*KORTE OPDRACHT*:
Noem elke productie bij de conclusie van antwoord waarnaar de geciteerde tekst verwijst.

*GECITEERDE TEKST*:
—————
Carmel stelt verder dat op 11 juni 2015, dus ruim vóór de ondertekening van de aannemingsovereenkomst en het addendum [geïntimeerde] op 15 juni 2015, aan Carmel heeft voorgesteld om een deelopdracht voor de asbestsanering te verstrekken, om tijdverlies te voorkomen, maar zonder dat partijen zich al volledig verbonden (zie productie L bij de conclusie van antwoord). Op 26 juni 2015 stuurde ICS een conceptbrief met een aan [geïntimeerde] te verstrekken vooropdracht voor de asbestsanering aan [geïntimeerde] (productie M bij de conclusie van antwoord). In een e-mail van 29 juni 2015 aanvaardde [geïntimeerde] de vooropdracht en schreef zij omstreeks 10 augustus 2015 met de werkzaamheden te kunnen starten (productie N bij de conclusie van antwoord). Volgens Carmel had [geïntimeerde] de vertraging die is ontstaan door het aantreffen van niet eerder geïnventariseerd asbest kunnen voorkomen door nog vóór de bouwvak van 2015 met de vooropdracht te beginnen. Daar komt in de visie van Carmel nog bij dat de vertraging van één week volgens [geïntimeerde] is ontstaan door het aantreffen van niet eerder geïnventariseerd asbest dat is gemeld op 25 september 2015 en 5 oktober 2015. Daarvoor heeft [geïntimeerde] volgens Carmel pas op 26 oktober 2015 een offerte verstrekt. Ook door eerder een offerte te sturen had [geïntimeerde] de ontstane vertraging kunnen voorkomen, aldus Carmel.
—————
*AANGELEVERDE INVOER*:

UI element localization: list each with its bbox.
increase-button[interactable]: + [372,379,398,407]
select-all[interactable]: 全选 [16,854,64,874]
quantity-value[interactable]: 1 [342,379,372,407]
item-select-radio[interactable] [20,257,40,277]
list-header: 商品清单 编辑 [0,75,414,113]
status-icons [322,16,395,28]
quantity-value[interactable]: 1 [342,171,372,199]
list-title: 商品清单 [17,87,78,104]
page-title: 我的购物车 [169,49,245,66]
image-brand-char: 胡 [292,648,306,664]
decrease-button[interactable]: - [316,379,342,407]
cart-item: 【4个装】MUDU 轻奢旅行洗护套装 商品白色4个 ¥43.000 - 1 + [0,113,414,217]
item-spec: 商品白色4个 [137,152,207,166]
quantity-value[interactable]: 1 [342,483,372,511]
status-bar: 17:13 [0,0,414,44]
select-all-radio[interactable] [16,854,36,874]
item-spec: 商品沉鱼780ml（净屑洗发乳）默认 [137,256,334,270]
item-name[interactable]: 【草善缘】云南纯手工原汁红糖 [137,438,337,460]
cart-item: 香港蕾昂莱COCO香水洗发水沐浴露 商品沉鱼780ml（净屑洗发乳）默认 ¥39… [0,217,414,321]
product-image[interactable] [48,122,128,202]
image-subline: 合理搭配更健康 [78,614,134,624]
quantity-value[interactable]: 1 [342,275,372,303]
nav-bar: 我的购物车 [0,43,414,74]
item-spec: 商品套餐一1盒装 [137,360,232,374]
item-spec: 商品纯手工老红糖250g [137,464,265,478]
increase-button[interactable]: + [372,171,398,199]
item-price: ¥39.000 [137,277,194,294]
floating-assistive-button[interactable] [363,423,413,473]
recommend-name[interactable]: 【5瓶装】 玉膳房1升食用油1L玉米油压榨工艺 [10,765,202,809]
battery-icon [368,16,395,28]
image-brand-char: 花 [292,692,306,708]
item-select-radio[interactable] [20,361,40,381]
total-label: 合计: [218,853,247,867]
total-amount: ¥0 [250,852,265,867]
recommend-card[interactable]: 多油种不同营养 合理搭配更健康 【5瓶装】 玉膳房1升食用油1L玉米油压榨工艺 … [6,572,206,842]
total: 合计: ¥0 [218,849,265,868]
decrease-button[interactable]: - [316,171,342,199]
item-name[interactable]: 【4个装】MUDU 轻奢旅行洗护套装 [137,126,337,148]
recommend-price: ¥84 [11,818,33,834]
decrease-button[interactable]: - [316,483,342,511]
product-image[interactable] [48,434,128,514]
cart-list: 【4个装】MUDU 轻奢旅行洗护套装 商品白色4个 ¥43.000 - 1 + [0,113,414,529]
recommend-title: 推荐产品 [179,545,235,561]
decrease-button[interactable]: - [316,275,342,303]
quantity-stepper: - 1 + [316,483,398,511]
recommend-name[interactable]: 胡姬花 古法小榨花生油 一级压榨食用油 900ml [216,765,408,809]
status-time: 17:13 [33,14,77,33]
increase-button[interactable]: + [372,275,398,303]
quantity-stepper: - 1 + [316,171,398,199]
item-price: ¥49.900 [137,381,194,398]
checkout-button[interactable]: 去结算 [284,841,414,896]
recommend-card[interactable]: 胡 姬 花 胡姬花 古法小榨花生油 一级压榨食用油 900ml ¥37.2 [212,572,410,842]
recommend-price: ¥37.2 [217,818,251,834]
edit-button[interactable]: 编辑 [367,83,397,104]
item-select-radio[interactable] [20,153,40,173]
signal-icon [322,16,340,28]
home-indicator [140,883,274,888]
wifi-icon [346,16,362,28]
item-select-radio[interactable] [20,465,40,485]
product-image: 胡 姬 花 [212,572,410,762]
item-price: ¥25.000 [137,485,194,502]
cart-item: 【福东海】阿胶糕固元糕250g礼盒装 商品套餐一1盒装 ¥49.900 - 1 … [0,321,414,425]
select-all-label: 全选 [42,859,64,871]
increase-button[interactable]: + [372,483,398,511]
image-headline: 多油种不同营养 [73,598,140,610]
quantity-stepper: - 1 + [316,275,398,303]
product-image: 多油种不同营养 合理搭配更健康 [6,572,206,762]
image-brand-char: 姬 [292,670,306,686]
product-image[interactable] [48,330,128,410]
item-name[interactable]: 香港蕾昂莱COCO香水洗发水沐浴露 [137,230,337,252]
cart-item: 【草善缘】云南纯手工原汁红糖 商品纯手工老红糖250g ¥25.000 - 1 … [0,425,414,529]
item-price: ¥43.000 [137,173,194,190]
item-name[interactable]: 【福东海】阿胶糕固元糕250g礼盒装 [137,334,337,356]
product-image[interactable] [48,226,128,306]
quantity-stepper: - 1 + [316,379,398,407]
—————
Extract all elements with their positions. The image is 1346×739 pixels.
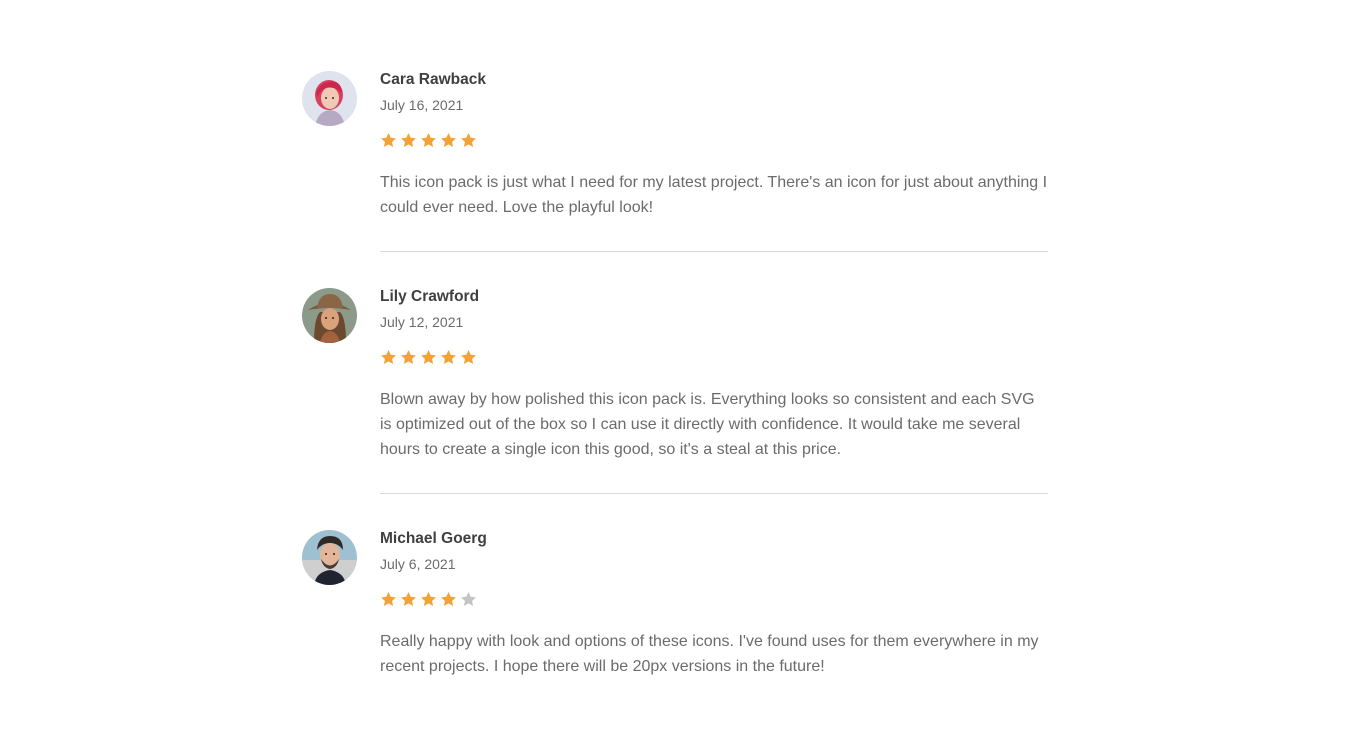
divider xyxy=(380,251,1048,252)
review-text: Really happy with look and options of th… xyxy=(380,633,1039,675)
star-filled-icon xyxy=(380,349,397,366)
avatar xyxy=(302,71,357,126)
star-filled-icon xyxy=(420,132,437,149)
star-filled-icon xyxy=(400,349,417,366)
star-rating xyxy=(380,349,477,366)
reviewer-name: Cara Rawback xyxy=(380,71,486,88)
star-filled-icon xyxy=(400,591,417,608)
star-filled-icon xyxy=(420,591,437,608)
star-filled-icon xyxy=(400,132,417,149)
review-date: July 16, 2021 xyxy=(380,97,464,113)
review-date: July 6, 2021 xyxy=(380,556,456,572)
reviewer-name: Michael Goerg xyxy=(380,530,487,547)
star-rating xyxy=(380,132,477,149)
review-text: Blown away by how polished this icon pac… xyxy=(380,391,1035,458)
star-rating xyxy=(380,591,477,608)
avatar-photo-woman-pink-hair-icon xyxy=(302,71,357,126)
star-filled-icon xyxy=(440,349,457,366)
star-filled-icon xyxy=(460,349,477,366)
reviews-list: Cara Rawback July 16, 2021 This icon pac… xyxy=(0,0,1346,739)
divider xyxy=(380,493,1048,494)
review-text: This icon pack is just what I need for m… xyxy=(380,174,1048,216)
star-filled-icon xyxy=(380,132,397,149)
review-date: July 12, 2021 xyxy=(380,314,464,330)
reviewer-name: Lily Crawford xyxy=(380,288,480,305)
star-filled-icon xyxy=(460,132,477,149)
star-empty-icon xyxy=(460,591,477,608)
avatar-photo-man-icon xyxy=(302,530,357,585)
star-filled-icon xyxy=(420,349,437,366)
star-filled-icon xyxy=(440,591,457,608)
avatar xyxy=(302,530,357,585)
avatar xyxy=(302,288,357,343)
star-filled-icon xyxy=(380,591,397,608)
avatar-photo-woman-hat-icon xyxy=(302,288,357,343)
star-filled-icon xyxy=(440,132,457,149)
—————
*VOLLEDIG ANTWOORD*:
- productie L
- productie M
- productie N